| What the task asks |
Your task is to transcribe all of the data below exactly, omitting the images.

| Records to use |

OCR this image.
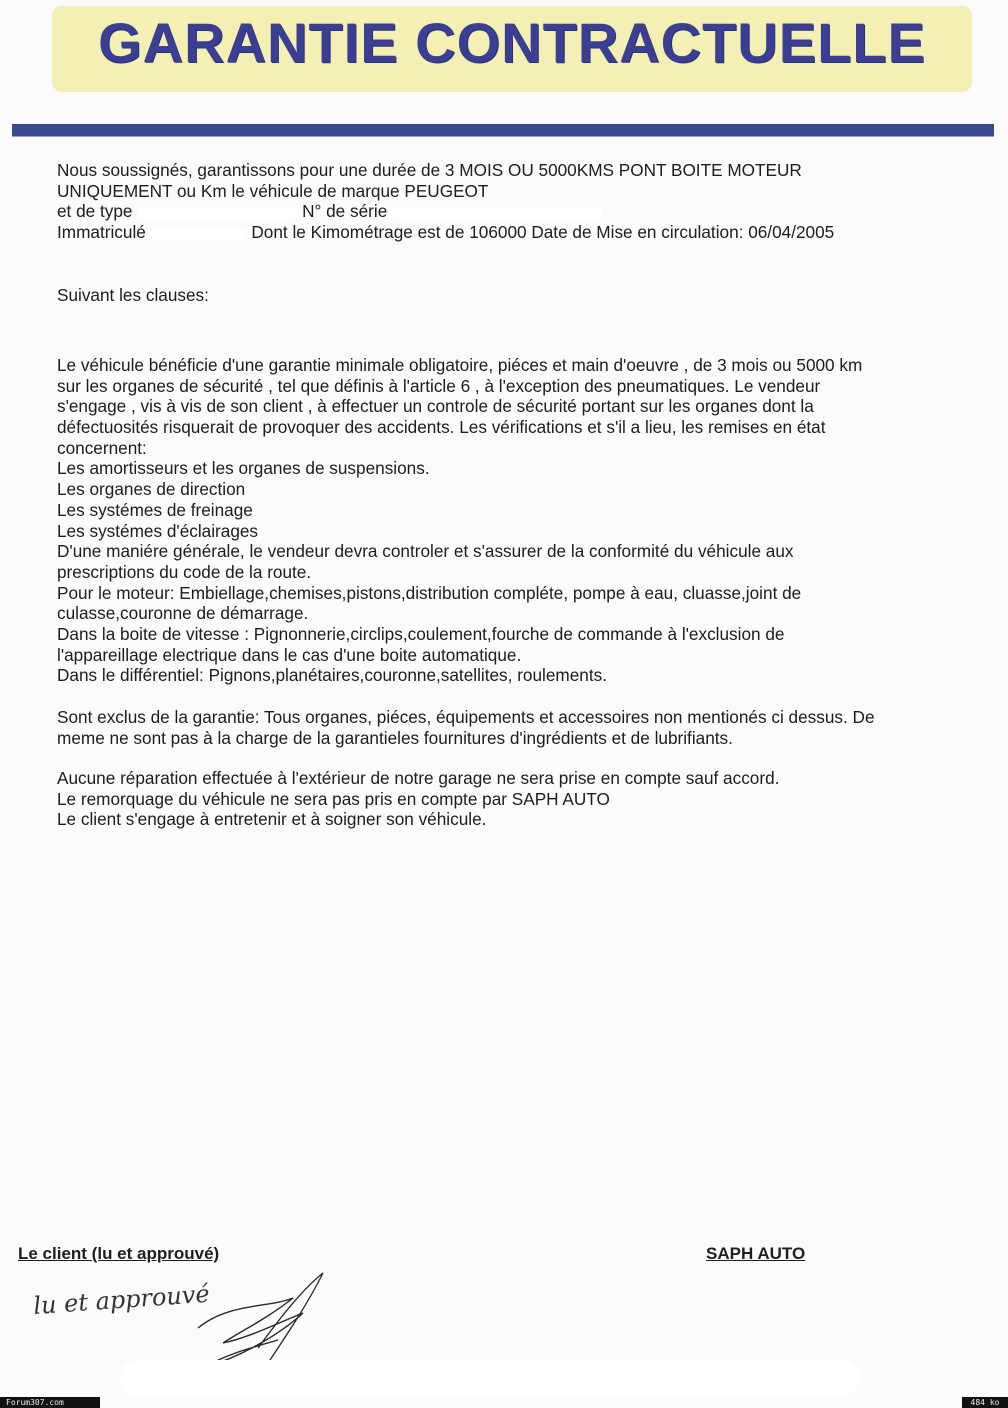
GARANTIE CONTRACTUELLE
Nous soussignés, garantissons pour une durée de 3 MOIS OU 5000KMS PONT BOITE MOTEUR
UNIQUEMENT ou Km le véhicule de marque PEUGEOT
et de type	N° de série
Immatriculé	Dont le Kimométrage est de 106000 Date de Mise en circulation: 06/04/2005
Suivant les clauses:
Le véhicule bénéficie d'une garantie minimale obligatoire, piéces et main d'oeuvre , de 3 mois ou 5000 km
sur les organes de sécurité , tel que définis à l'article 6 , à l'exception des pneumatiques. Le vendeur
s'engage , vis à vis de son client , à effectuer un controle de sécurité portant sur les organes dont la
défectuosités risquerait de provoquer des accidents. Les vérifications et s'il a lieu, les remises en état
concernent:
Les amortisseurs et les organes de suspensions.
Les organes de direction
Les systémes de freinage
Les systémes d'éclairages
D'une maniére générale, le vendeur devra controler et s'assurer de la conformité du véhicule aux
prescriptions du code de la route.
Pour le moteur: Embiellage,chemises,pistons,distribution compléte, pompe à eau, cluasse,joint de
culasse,couronne de démarrage.
Dans la boite de vitesse : Pignonnerie,circlips,coulement,fourche de commande à l'exclusion de
l'appareillage electrique dans le cas d'une boite automatique.
Dans le différentiel: Pignons,planétaires,couronne,satellites, roulements.
Sont exclus de la garantie: Tous organes, piéces, équipements et accessoires non mentionés ci dessus. De
meme ne sont pas à la charge de la garantieles fournitures d'ingrédients et de lubrifiants.
Aucune réparation effectuée à l'extérieur de notre garage ne sera prise en compte sauf accord.
Le remorquage du véhicule ne sera pas pris en compte par SAPH AUTO
Le client s'engage à entretenir et à soigner son véhicule.
Le client (lu et approuvé)	SAPH AUTO
lu et approuvé
Forum307.com	484 ko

| Result of the task |
OCR this image.
GARANTIE CONTRACTUELLE
Nous soussignés, garantissons pour une durée de 3 MOIS OU 5000KMS PONT BOITE MOTEUR
UNIQUEMENT ou Km le véhicule de marque PEUGEOT
et de type	N° de série
Immatriculé	Dont le Kimométrage est de 106000 Date de Mise en circulation: 06/04/2005
Suivant les clauses:
Le véhicule bénéficie d'une garantie minimale obligatoire, piéces et main d'oeuvre , de 3 mois ou 5000 km
sur les organes de sécurité , tel que définis à l'article 6 , à l'exception des pneumatiques. Le vendeur
s'engage , vis à vis de son client , à effectuer un controle de sécurité portant sur les organes dont la
défectuosités risquerait de provoquer des accidents. Les vérifications et s'il a lieu, les remises en état
concernent:
Les amortisseurs et les organes de suspensions.
Les organes de direction
Les systémes de freinage
Les systémes d'éclairages
D'une maniére générale, le vendeur devra controler et s'assurer de la conformité du véhicule aux
prescriptions du code de la route.
Pour le moteur: Embiellage,chemises,pistons,distribution compléte, pompe à eau, cluasse,joint de
culasse,couronne de démarrage.
Dans la boite de vitesse : Pignonnerie,circlips,coulement,fourche de commande à l'exclusion de
l'appareillage electrique dans le cas d'une boite automatique.
Dans le différentiel: Pignons,planétaires,couronne,satellites, roulements.
Sont exclus de la garantie: Tous organes, piéces, équipements et accessoires non mentionés ci dessus. De
meme ne sont pas à la charge de la garantieles fournitures d'ingrédients et de lubrifiants.
Aucune réparation effectuée à l'extérieur de notre garage ne sera prise en compte sauf accord.
Le remorquage du véhicule ne sera pas pris en compte par SAPH AUTO
Le client s'engage à entretenir et à soigner son véhicule.
Le client (lu et approuvé)	SAPH AUTO
lu et approuvé
Forum307.com	484 ko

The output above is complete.